**Material for this task**.
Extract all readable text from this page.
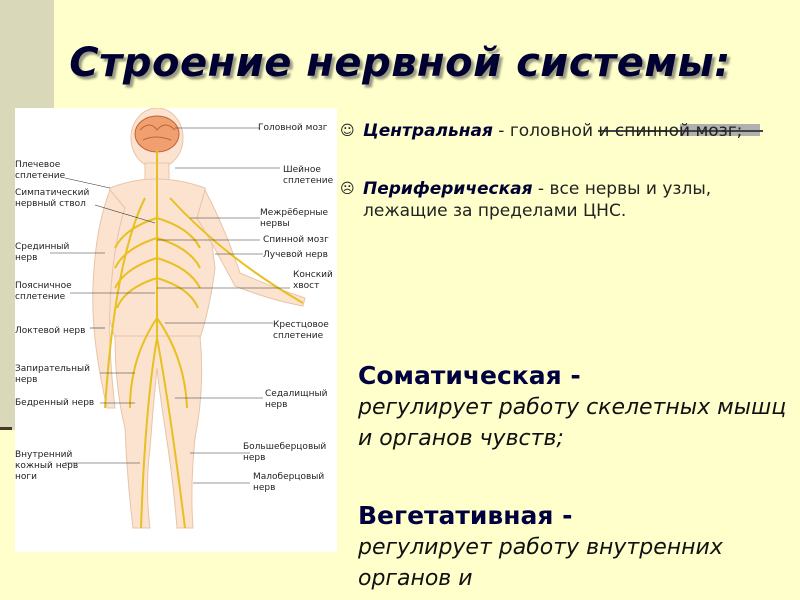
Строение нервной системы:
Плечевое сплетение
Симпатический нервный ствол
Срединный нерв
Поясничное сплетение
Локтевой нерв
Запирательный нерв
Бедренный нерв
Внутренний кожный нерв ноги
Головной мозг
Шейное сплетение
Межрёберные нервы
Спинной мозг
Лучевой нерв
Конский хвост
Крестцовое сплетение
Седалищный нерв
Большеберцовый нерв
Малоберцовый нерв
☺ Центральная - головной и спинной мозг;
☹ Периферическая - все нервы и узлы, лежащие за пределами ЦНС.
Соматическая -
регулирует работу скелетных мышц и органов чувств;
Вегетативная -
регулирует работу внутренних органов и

* * *

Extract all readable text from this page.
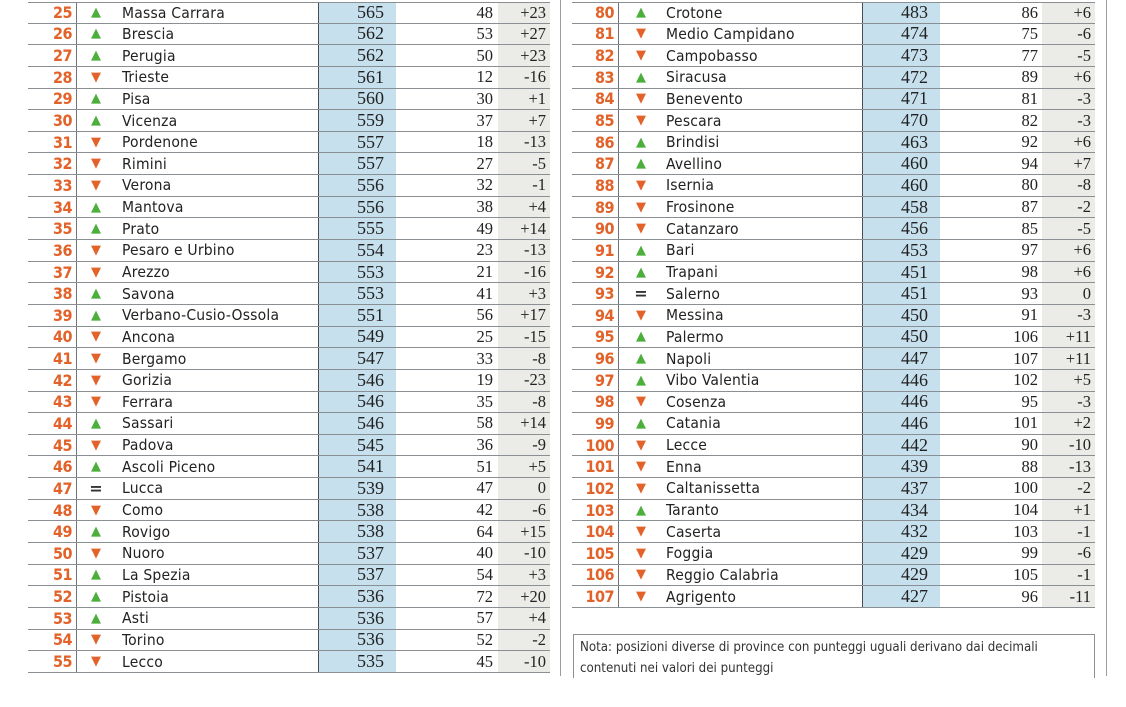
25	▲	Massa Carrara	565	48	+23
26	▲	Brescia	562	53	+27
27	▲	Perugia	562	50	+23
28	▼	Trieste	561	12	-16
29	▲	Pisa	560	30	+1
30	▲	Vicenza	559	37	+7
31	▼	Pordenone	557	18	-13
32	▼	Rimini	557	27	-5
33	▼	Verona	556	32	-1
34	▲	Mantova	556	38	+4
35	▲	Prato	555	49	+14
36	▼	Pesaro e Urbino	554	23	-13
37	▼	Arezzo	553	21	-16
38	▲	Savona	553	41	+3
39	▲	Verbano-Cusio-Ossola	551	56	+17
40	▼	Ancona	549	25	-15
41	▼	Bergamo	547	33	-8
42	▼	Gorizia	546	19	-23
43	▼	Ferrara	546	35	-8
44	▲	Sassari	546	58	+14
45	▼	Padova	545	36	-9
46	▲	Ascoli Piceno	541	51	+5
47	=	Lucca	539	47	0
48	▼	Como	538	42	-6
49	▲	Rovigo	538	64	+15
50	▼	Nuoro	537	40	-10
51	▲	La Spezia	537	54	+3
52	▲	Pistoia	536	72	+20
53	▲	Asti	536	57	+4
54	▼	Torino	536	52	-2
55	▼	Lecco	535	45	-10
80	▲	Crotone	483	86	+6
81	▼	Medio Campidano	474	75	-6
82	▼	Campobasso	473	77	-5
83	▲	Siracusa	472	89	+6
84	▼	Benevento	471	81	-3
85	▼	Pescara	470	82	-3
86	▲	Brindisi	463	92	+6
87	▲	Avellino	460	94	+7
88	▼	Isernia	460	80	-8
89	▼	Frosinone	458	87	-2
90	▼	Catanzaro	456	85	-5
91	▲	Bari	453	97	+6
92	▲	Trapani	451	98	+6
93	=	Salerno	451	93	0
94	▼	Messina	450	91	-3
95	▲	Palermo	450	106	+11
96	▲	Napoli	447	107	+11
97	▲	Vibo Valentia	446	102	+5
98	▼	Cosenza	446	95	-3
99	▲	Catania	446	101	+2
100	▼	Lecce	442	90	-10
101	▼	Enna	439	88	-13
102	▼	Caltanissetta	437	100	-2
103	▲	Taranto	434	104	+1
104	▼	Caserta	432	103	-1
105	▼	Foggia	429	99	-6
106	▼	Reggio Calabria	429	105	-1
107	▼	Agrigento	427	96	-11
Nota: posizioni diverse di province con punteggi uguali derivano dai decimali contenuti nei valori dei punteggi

**Given instruction**. In the listing above, find each line with the word "регулирует" and copy it.

**Correct answer**.
регулирует работу скелетных мышц и органов чувств;
регулирует работу внутренних органов и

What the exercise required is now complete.